Aim: Reproduce every entry that follows word for word, but omit the images.

Material shown:
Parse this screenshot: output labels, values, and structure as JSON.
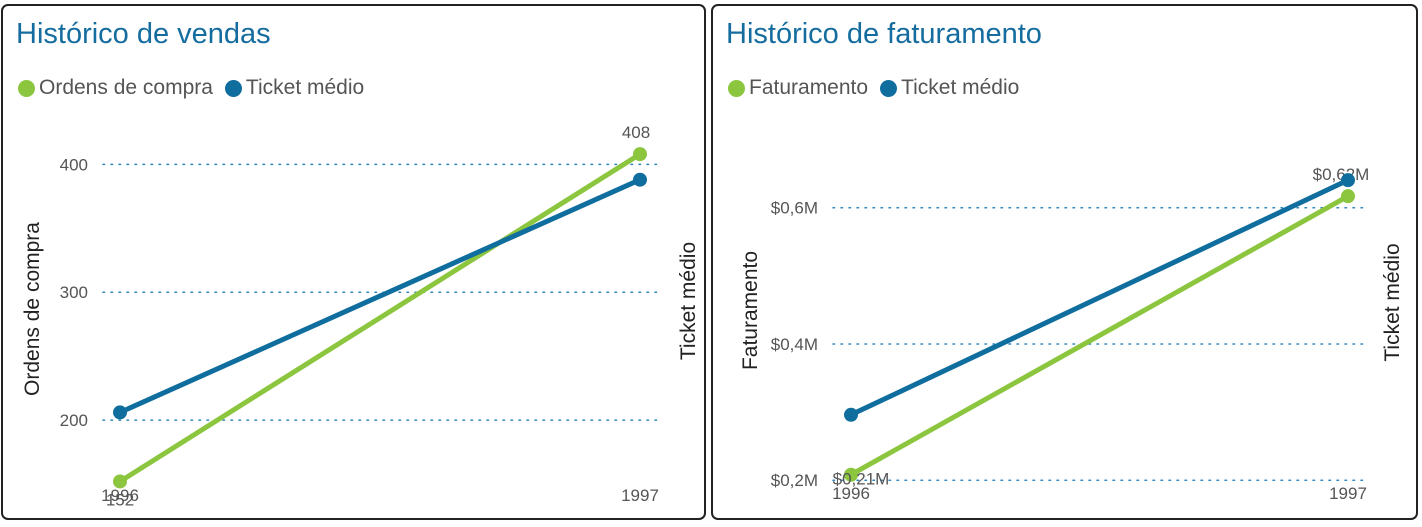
{
  "colors": {
    "title": "#156c9e",
    "green": "#8cc63f",
    "blue": "#106e9e",
    "grid": "#2a86b9",
    "axis_text": "#555555",
    "axis_title": "#222222"
  },
  "panels": [
    {
      "title": "Histórico de vendas",
      "legend": [
        {
          "label": "Ordens de compra",
          "color": "#8cc63f"
        },
        {
          "label": "Ticket médio",
          "color": "#106e9e"
        }
      ]
    },
    {
      "title": "Histórico de faturamento",
      "legend": [
        {
          "label": "Faturamento",
          "color": "#8cc63f"
        },
        {
          "label": "Ticket médio",
          "color": "#106e9e"
        }
      ]
    }
  ],
  "chart_data": [
    {
      "type": "line",
      "title": "Histórico de vendas",
      "x": [
        "1996",
        "1997"
      ],
      "ylabel": "Ordens de compra",
      "y2label": "Ticket médio",
      "ylim": [
        150,
        430
      ],
      "yticks": [
        200,
        300,
        400
      ],
      "ytick_labels": [
        "200",
        "300",
        "400"
      ],
      "grid": true,
      "legend_position": "top-left",
      "series": [
        {
          "name": "Ordens de compra",
          "axis": "left",
          "values": [
            152,
            408
          ],
          "data_labels": [
            "152",
            "408"
          ]
        },
        {
          "name": "Ticket médio",
          "axis": "right",
          "values": [
            1540,
            1670
          ]
        }
      ],
      "y2lim": [
        1500,
        1700
      ]
    },
    {
      "type": "line",
      "title": "Histórico de faturamento",
      "x": [
        "1996",
        "1997"
      ],
      "ylabel": "Faturamento",
      "y2label": "Ticket médio",
      "ylim": [
        190000,
        720000
      ],
      "yticks": [
        200000,
        400000,
        600000
      ],
      "ytick_labels": [
        "$0,2M",
        "$0,4M",
        "$0,6M"
      ],
      "grid": true,
      "legend_position": "top-left",
      "series": [
        {
          "name": "Faturamento",
          "axis": "left",
          "values": [
            208000,
            617000
          ],
          "data_labels": [
            "$0,21M",
            "$0,62M"
          ]
        },
        {
          "name": "Ticket médio",
          "axis": "right",
          "values": [
            1540,
            1670
          ]
        }
      ],
      "y2lim": [
        1500,
        1700
      ]
    }
  ]
}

Solution to the exercise:
Parse this screenshot: output labels, values, and structure as JSON.
{
  "colors": {
    "title": "#156c9e",
    "green": "#8cc63f",
    "blue": "#106e9e",
    "grid": "#2a86b9",
    "axis_text": "#555555",
    "axis_title": "#222222"
  },
  "panels": [
    {
      "title": "Histórico de vendas",
      "legend": [
        {
          "label": "Ordens de compra",
          "color": "#8cc63f"
        },
        {
          "label": "Ticket médio",
          "color": "#106e9e"
        }
      ]
    },
    {
      "title": "Histórico de faturamento",
      "legend": [
        {
          "label": "Faturamento",
          "color": "#8cc63f"
        },
        {
          "label": "Ticket médio",
          "color": "#106e9e"
        }
      ]
    }
  ],
  "chart_data": [
    {
      "type": "line",
      "title": "Histórico de vendas",
      "x": [
        "1996",
        "1997"
      ],
      "ylabel": "Ordens de compra",
      "y2label": "Ticket médio",
      "ylim": [
        150,
        430
      ],
      "yticks": [
        200,
        300,
        400
      ],
      "ytick_labels": [
        "200",
        "300",
        "400"
      ],
      "grid": true,
      "legend_position": "top-left",
      "series": [
        {
          "name": "Ordens de compra",
          "axis": "left",
          "values": [
            152,
            408
          ],
          "data_labels": [
            "152",
            "408"
          ]
        },
        {
          "name": "Ticket médio",
          "axis": "right",
          "values": [
            1540,
            1670
          ]
        }
      ],
      "y2lim": [
        1500,
        1700
      ]
    },
    {
      "type": "line",
      "title": "Histórico de faturamento",
      "x": [
        "1996",
        "1997"
      ],
      "ylabel": "Faturamento",
      "y2label": "Ticket médio",
      "ylim": [
        190000,
        720000
      ],
      "yticks": [
        200000,
        400000,
        600000
      ],
      "ytick_labels": [
        "$0,2M",
        "$0,4M",
        "$0,6M"
      ],
      "grid": true,
      "legend_position": "top-left",
      "series": [
        {
          "name": "Faturamento",
          "axis": "left",
          "values": [
            208000,
            617000
          ],
          "data_labels": [
            "$0,21M",
            "$0,62M"
          ]
        },
        {
          "name": "Ticket médio",
          "axis": "right",
          "values": [
            1540,
            1670
          ]
        }
      ],
      "y2lim": [
        1500,
        1700
      ]
    }
  ]
}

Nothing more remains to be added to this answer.